>> Start MATERIAL

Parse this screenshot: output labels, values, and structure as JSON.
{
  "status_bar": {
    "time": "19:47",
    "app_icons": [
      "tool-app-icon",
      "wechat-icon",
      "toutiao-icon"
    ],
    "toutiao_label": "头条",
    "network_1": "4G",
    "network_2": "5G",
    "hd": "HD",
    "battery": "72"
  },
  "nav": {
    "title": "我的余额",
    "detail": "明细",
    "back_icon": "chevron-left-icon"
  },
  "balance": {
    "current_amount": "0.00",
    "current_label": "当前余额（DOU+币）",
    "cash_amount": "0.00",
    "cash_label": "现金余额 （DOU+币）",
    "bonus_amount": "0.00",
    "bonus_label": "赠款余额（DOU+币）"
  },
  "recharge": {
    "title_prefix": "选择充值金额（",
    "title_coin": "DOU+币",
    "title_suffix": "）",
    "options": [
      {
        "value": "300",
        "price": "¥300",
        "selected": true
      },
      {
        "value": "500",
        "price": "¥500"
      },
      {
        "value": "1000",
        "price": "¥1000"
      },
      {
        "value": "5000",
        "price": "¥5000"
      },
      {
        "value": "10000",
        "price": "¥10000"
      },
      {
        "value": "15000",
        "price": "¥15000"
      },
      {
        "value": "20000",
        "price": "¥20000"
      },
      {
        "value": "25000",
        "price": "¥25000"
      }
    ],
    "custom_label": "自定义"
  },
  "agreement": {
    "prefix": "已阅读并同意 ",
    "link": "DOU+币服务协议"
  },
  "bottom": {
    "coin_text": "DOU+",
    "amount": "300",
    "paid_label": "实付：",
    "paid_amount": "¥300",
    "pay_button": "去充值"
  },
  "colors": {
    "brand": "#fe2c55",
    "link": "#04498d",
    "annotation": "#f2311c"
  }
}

>> End MATERIAL

Determine the number of lines containing "price". Write only that number.

8